What the task requires
Take every line from the listing below that includes "Varsity" and copy it.

═════ Dataset records ═════

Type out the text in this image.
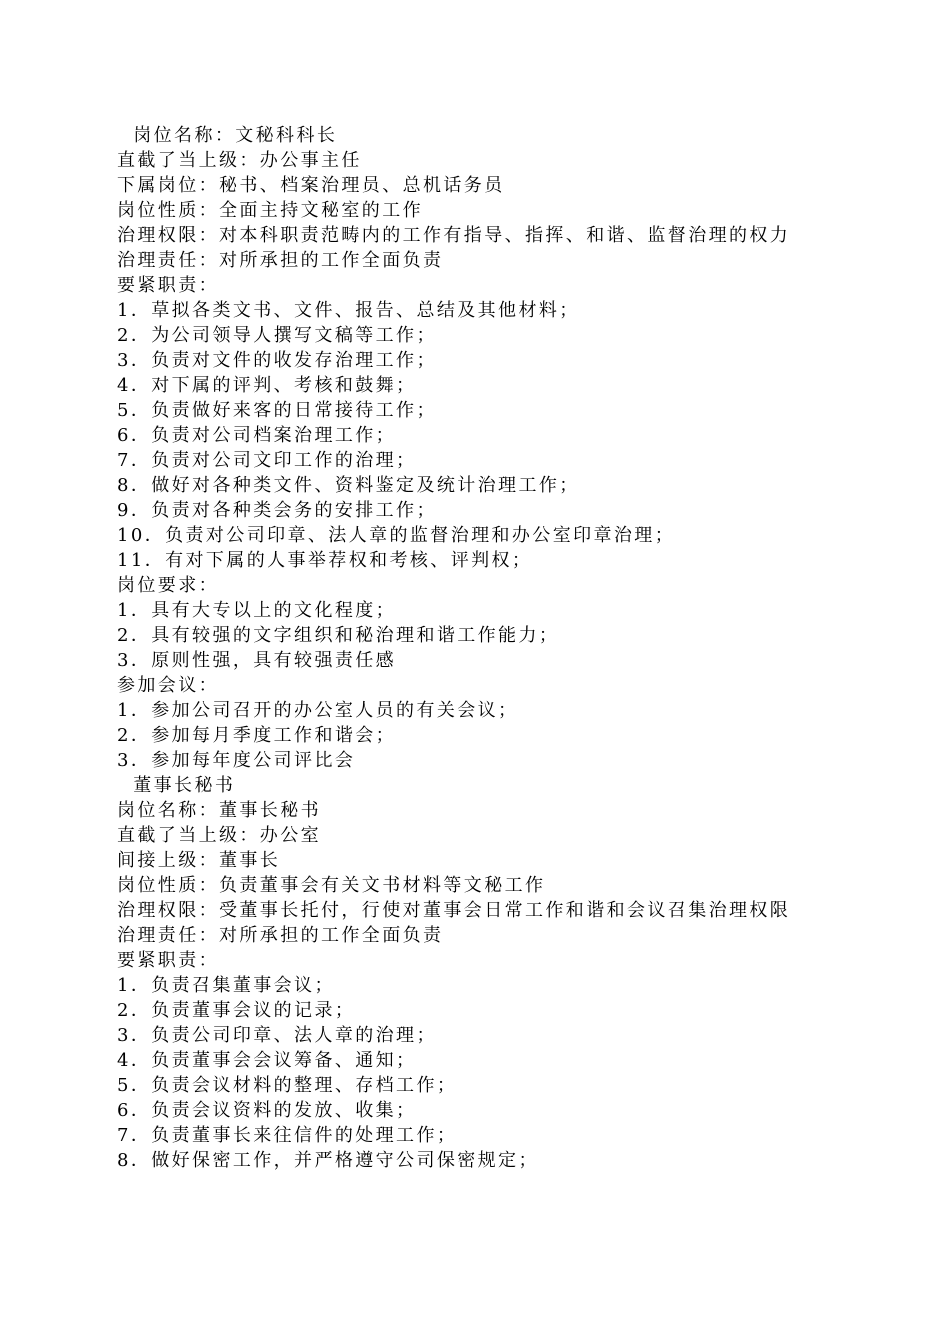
岗位名称：文秘科科长
直截了当上级：办公事主任
下属岗位：秘书、档案治理员、总机话务员
岗位性质：全面主持文秘室的工作
治理权限：对本科职责范畴内的工作有指导、指挥、和谐、监督治理的权力
治理责任：对所承担的工作全面负责
要紧职责：
1．草拟各类文书、文件、报告、总结及其他材料；
2．为公司领导人撰写文稿等工作；
3．负责对文件的收发存治理工作；
4．对下属的评判、考核和鼓舞；
5．负责做好来客的日常接待工作；
6．负责对公司档案治理工作；
7．负责对公司文印工作的治理；
8．做好对各种类文件、资料鉴定及统计治理工作；
9．负责对各种类会务的安排工作；
10．负责对公司印章、法人章的监督治理和办公室印章治理；
11．有对下属的人事举荐权和考核、评判权；
岗位要求：
1．具有大专以上的文化程度；
2．具有较强的文字组织和秘治理和谐工作能力；
3．原则性强，具有较强责任感
参加会议：
1．参加公司召开的办公室人员的有关会议；
2．参加每月季度工作和谐会；
3．参加每年度公司评比会
董事长秘书
岗位名称：董事长秘书
直截了当上级：办公室
间接上级：董事长
岗位性质：负责董事会有关文书材料等文秘工作
治理权限：受董事长托付，行使对董事会日常工作和谐和会议召集治理权限
治理责任：对所承担的工作全面负责
要紧职责：
1．负责召集董事会议；
2．负责董事会议的记录；
3．负责公司印章、法人章的治理；
4．负责董事会会议筹备、通知；
5．负责会议材料的整理、存档工作；
6．负责会议资料的发放、收集；
7．负责董事长来往信件的处理工作；
8．做好保密工作，并严格遵守公司保密规定；
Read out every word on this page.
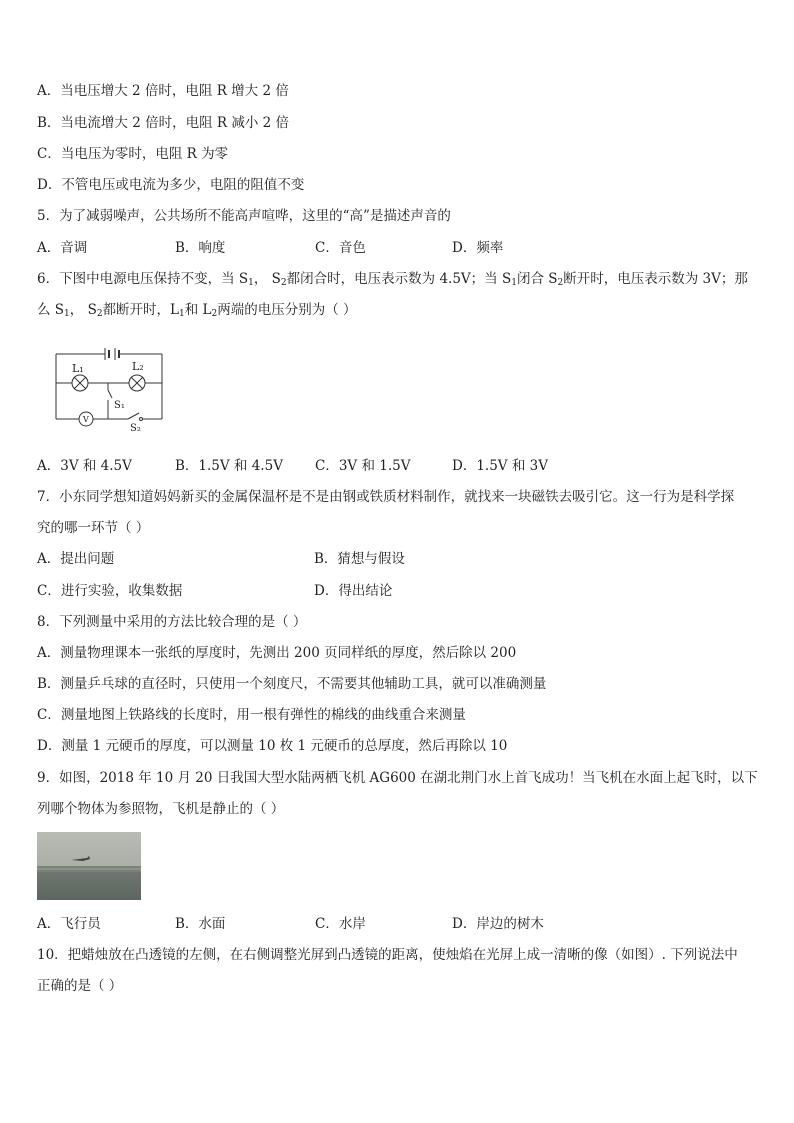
A．当电压增大 2 倍时，电阻 R 增大 2 倍
B．当电流增大 2 倍时，电阻 R 减小 2 倍
C．当电压为零时，电阻 R 为零
D．不管电压或电流为多少，电阻的阻值不变
5．为了减弱噪声，公共场所不能高声喧哗，这里的“高”是描述声音的
A．音调	B．响度	C．音色	D．频率
6．下图中电源电压保持不变，当 $S_1$， $S_2$都闭合时，电压表示数为 4.5V；当 $S_1$闭合 $S_2$断开时，电压表示数为 3V；那
么 $S_1$， $S_2$都断开时，$L_1$和 $L_2$两端的电压分别为（ ）
L₁	L₂
S₁
V
S₂
A．3V 和 4.5V	B．1.5V 和 4.5V C．3V 和 1.5V	D．1.5V 和 3V
7．小东同学想知道妈妈新买的金属保温杯是不是由钢或铁质材料制作，就找来一块磁铁去吸引它。这一行为是科学探
究的哪一环节（ ）
A．提出问题	B．猜想与假设
C．进行实验，收集数据	D．得出结论
8．下列测量中采用的方法比较合理的是（ ）
A．测量物理课本一张纸的厚度时，先测出 200 页同样纸的厚度，然后除以 200
B．测量乒乓球的直径时，只使用一个刻度尺，不需要其他辅助工具，就可以准确测量
C．测量地图上铁路线的长度时，用一根有弹性的棉线的曲线重合来测量
D．测量 1 元硬币的厚度，可以测量 10 枚 1 元硬币的总厚度，然后再除以 10
9．如图，2018 年 10 月 20 日我国大型水陆两栖飞机 AG600 在湖北荆门水上首飞成功！当飞机在水面上起飞时，以下
列哪个物体为参照物，飞机是静止的（ ）
A．飞行员	B．水面	C．水岸	D．岸边的树木
10．把蜡烛放在凸透镜的左侧，在右侧调整光屏到凸透镜的距离，使烛焰在光屏上成一清晰的像（如图）. 下列说法中
正确的是（ ）
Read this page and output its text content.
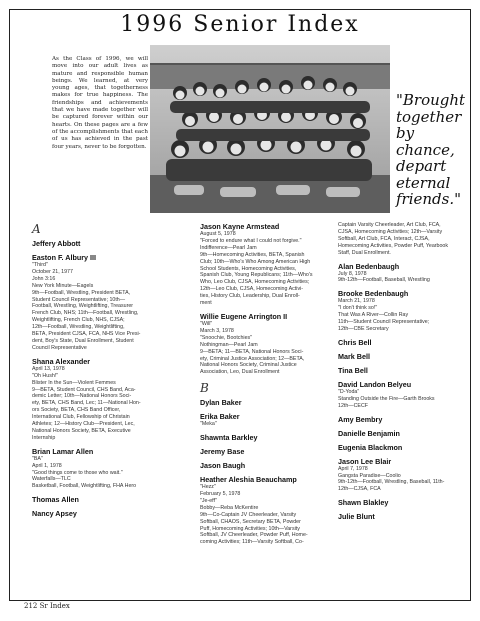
1996 Senior Index
As the Class of 1996, we will move into our adult lives as mature and responsible human beings. We learned, at very young ages, that togetherness makes for true happiness. The friendships and achievements that we have made together will be captured forever within our hearts. On these pages are a few of the accomplishments that each of us has achieved in the past four years, never to be forgotten.
"Brought together by chance, depart eternal friends."
A
Jeffery Abbott
Easton F. Albury III
"Third"
October 21, 1977
John 3:16
New York Minute—Eagels
9th—Football, Wrestling, President BETA,
Student Council Representative; 10th—
Football, Wrestling, Weightlifting, Treasurer
French Club, NHS; 11th—Football, Wrestling,
Weightlifting, French Club, NHS, CJSA;
12th—Football, Wrestling, Weightlifting,
BETA, President CJSA, FCA, NHS Vice Presi-
dent, Boy's State, Dual Enrollment, Student
Council Representative
Shana Alexander
April 13, 1978
"Oh Hush!"
Blister In the Sun—Violent Femmes
9—BETA, Student Council, CHS Band, Aca-
demic Letter; 10th—National Honors Soci-
ety, BETA, CHS Band, Lec; 11—National Hon-
ors Society, BETA, CHS Band Officer,
International Club, Fellowship of Christain
Athletes; 12—History Club—President, Lec,
National Honors Society, BETA, Executive
Internship
Brian Lamar Allen
"BA"
April 1, 1978
"Good things come to those who wait."
Waterfalls—TLC
Basketball, Football, Weightlifting, FHA Hero
Thomas Allen
Nancy Apsey
Jason Kayne Armstead
August 5, 1978
"Forced to endure what I could not forgive."
Indifference—Pearl Jam
9th—Homecoming Activities, BETA, Spanish
Club; 10th—Who's Who Among American High
School Students, Homecoming Activities,
Spanish Club, Young Republicans; 11th—Who's
Who, Leo Club, CJSA, Homecoming Activities;
12th—Leo Club, CJSA, Homecoming Activi-
ties, History Club, Leadership, Dual Enroll-
ment
Willie Eugene Arrington II
"Will"
March 3, 1978
"Snoochie, Bootchies"
Nothingman—Pearl Jam
9—BETA; 11—BETA, National Honors Soci-
ety, Criminal Justice Association; 12—BETA,
National Honors Society, Criminal Justice
Association, Leo, Dual Enrollment
B
Dylan Baker
Erika Baker
"Meka"
Shawnta Barkley
Jeremy Base
Jason Baugh
Heather Aleshia Beauchamp
"Hezz"
February 5, 1978
"Je-eff"
Bobby—Reba McKentire
9th—Co-Captain JV Cheerleader, Varsity
Softball, CHAOS, Secretary BETA, Powder
Puff, Homecoming Activities; 10th—Varsity
Softball, JV Cheerleader, Powder Puff, Home-
coming Activities; 11th—Varsity Softball, Co-
Captain Varsity Cheerleader, Art Club, FCA,
CJSA, Homecoming Activities; 12th—Varsity
Softball, Art Club, FCA, Interact, CJSA,
Homecoming Activities, Powder Puff, Yearbook
Staff, Dual Enrollment.
Alan Bedenbaugh
July 8, 1978
9th-12th—Football, Baseball, Wrestling
Brooke Bedenbaugh
March 21, 1978
"I don't think so!"
That Was A River—Collin Ray
11th—Student Council Representative;
12th—CBE Secretary
Chris Bell
Mark Bell
Tina Bell
David Landon Belyeu
"D-Yoda"
Standing Outside the Fire—Garth Brooks
12th—CECF
Amy Bembry
Danielle Benjamin
Eugenia Blackmon
Jason Lee Blair
April 7, 1978
Gangsta Paradise—Coolio
9th-12th—Football, Wrestling, Baseball, 11th-
12th—CJSA, FCA
Shawn Blakley
Julie Blunt
212 Sr Index
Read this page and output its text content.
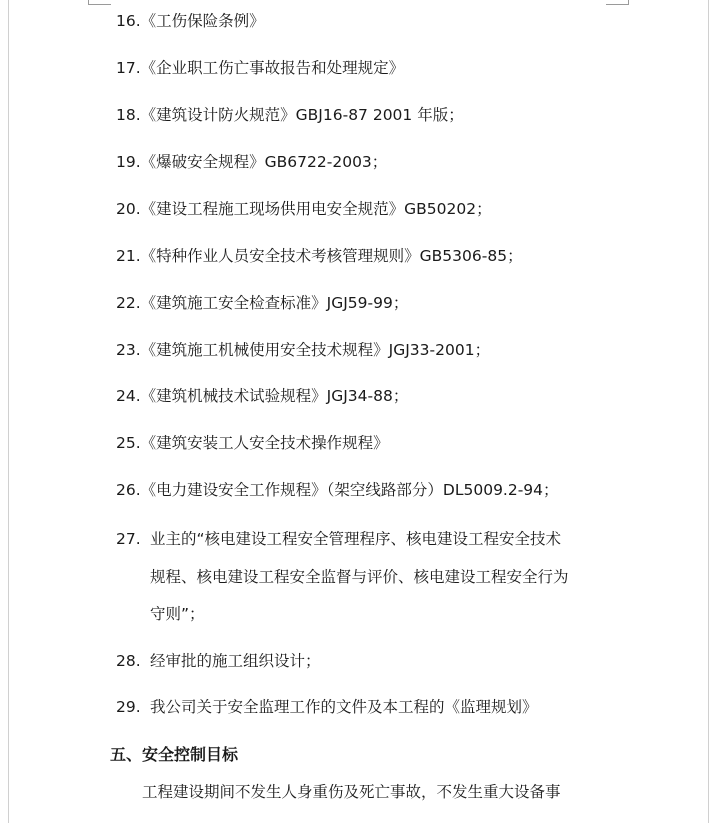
16.《工伤保险条例》
17.《企业职工伤亡事故报告和处理规定》
18.《建筑设计防火规范》GBJ16-87 2001 年版；
19.《爆破安全规程》GB6722-2003；
20.《建设工程施工现场供用电安全规范》GB50202；
21.《特种作业人员安全技术考核管理规则》GB5306-85；
22.《建筑施工安全检查标准》JGJ59-99；
23.《建筑施工机械使用安全技术规程》JGJ33-2001；
24.《建筑机械技术试验规程》JGJ34-88；
25.《建筑安装工人安全技术操作规程》
26.《电力建设安全工作规程》（架空线路部分）DL5009.2-94；
27. 业主的“核电建设工程安全管理程序、核电建设工程安全技术
规程、核电建设工程安全监督与评价、核电建设工程安全行为
守则”；
28. 经审批的施工组织设计；
29. 我公司关于安全监理工作的文件及本工程的《监理规划》
五、安全控制目标
工程建设期间不发生人身重伤及死亡事故，不发生重大设备事
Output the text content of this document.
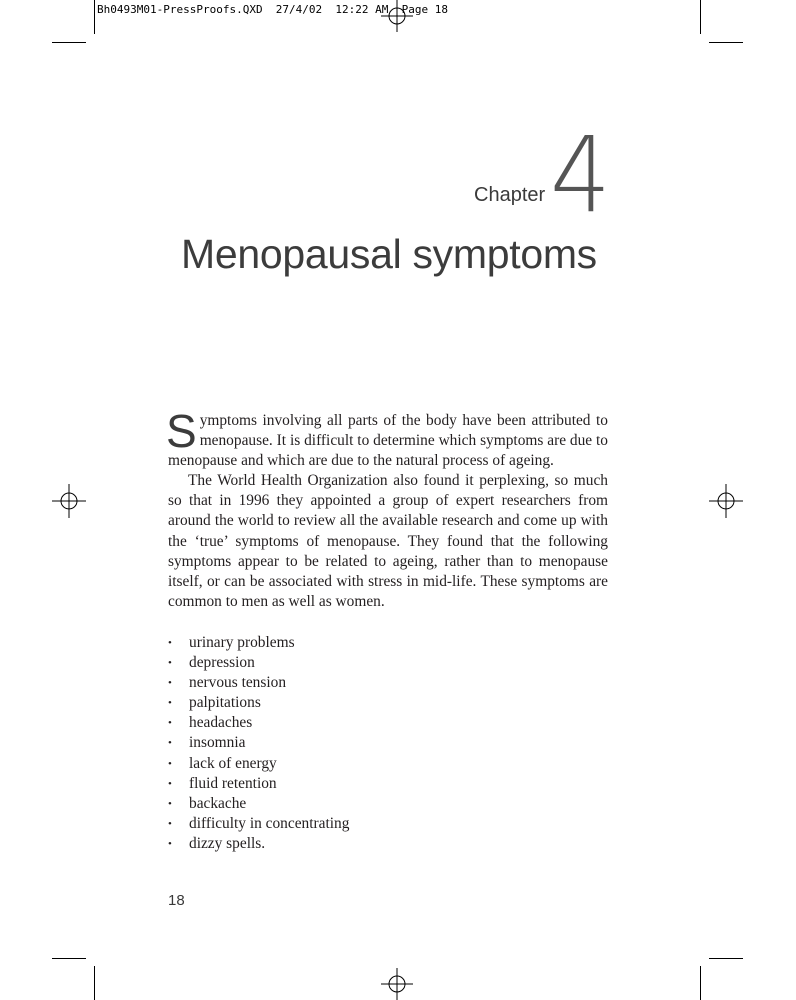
Bh0493M01-PressProofs.QXD  27/4/02  12:22 AM  Page 18

Chapter 4

Menopausal symptoms

Symptoms involving all parts of the body have been attributed to menopause. It is difficult to determine which symptoms are due to menopause and which are due to the natural process of ageing.

The World Health Organization also found it perplexing, so much so that in 1996 they appointed a group of expert researchers from around the world to review all the available research and come up with the ‘true’ symptoms of menopause. They found that the following symptoms appear to be related to ageing, rather than to menopause itself, or can be associated with stress in mid-life. These symptoms are common to men as well as women.

• urinary problems
• depression
• nervous tension
• palpitations
• headaches
• insomnia
• lack of energy
• fluid retention
• backache
• difficulty in concentrating
• dizzy spells.

18
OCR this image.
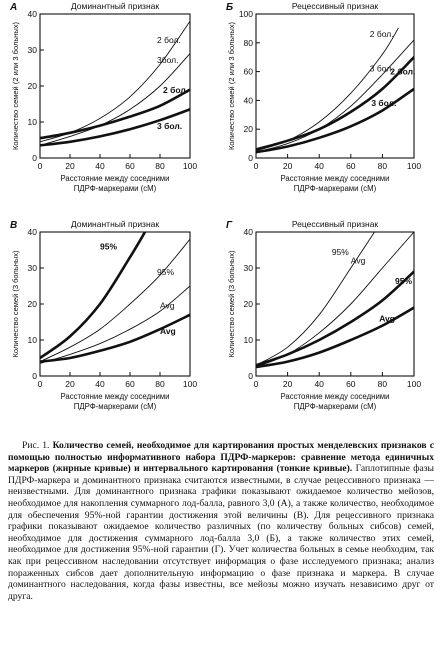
А	Доминантный признак
0	20 40 60 80 100
0
10
20
30
40
Расстояние между соседними
ПДРФ-маркерами (сМ)
Количество семей (2 или 3 больных)	2 бол.
3бол.
2 бол.
3 бол.
Б	Рецессивный признак
0	20	40	60	80 100
0
20
40
60
80
100
Расстояние между соседними
ПДРФ-маркерами (сМ)
Количество семей (2 или 3 больных)	2 бол.
3 бол.
2 бол.
3 бол.
В	Доминантный признак
0	20 40 60 80 100
0
10
20
30
40
Расстояние между соседними
ПДРФ-маркерами (сМ)
Количество семей (3 больных)
95%
95%
Avg
Avg
Г	Рецессивный признак
0	20	40	60	80 100
0
10
20
30
40
Расстояние между соседними
ПДРФ-маркерами (сМ)
Количество семей (3 больных)	95%
Avg
95%
Avg

Рис. 1. Количество семей, необходимое для картирования простых менделевских признаков с помощью полностью информативного набора ПДРФ-маркеров: сравнение метода единичных маркеров (жирные кривые) и интервального картирования (тонкие кривые). Гаплотипные фазы ПДРФ-маркера и доминантного признака считаются известными, в случае рецессивного признака — неизвестными. Для доминантного признака графики показывают ожидаемое количество мейозов, необходимое для накопления суммарного лод-балла, равного 3,0 (А), а также количество, необходимое для обеспечения 95%-ной гарантии достижения этой величины (В). Для рецессивного признака графики показывают ожидаемое количество различных (по количеству больных сибсов) семей, необходимое для достижения суммарного лод-балла 3,0 (Б), а также количество этих семей, необходимое для достижения 95%-ной гарантии (Г). Учет количества больных в семье необходим, так как при рецессивном наследовании отсутствует информация о фазе исследуемого признака; анализ пораженных сибсов дает дополнительную информацию о фазе признака и маркера. В случае доминантного наследования, когда фазы известны, все мейозы можно изучать независимо друг от друга.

═════

Solution for this task
9th—Co-Captain JV Cheerleader, Varsity
Puff, Homecoming Activities; 10th—Varsity
coming Activities; 11th—Varsity Softball, Co-
Captain Varsity Cheerleader, Art Club, FCA,
CJSA, Homecoming Activities; 12th—Varsity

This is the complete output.